Problem to solve -> State how many lines in the entries below contain "Жизнь". Write nothing but the number.

[START OF Rows]

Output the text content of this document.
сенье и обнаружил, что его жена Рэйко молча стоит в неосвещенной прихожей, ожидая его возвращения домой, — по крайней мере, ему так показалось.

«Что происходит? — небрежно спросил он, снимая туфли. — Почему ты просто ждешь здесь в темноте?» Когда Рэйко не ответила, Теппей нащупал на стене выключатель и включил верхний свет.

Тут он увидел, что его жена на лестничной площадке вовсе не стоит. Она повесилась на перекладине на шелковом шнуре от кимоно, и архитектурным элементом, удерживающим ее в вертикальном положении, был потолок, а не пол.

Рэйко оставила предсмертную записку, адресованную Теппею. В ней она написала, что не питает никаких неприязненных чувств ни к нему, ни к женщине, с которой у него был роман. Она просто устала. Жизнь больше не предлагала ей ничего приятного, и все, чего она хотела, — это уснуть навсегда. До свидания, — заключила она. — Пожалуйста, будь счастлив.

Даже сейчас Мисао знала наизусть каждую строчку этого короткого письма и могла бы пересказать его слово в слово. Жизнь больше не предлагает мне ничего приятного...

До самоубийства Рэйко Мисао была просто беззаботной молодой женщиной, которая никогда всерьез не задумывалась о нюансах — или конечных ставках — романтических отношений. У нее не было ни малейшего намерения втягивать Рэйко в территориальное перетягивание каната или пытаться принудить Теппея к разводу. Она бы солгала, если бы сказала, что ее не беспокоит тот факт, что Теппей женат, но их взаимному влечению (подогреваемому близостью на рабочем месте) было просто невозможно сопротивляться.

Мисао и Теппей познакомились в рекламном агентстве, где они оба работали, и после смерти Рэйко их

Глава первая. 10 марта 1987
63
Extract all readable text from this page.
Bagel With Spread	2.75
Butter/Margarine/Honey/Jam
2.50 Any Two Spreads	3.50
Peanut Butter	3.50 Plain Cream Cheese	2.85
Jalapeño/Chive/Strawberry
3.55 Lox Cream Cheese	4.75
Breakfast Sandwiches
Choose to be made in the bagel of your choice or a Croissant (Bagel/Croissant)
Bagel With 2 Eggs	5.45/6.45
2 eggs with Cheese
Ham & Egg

[END OF Rows]
[START OF Rows]

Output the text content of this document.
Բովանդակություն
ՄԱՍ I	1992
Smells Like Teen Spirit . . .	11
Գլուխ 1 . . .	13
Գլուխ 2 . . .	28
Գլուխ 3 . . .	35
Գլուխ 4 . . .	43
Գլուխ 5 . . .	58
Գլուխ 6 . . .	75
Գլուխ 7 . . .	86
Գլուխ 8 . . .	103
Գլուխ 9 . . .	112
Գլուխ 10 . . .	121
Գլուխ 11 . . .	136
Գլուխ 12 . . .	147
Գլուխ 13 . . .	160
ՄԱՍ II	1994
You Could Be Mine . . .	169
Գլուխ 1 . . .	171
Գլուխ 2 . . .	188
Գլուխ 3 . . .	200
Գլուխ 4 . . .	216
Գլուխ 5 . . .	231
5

[END OF Rows]

Written solution -> 2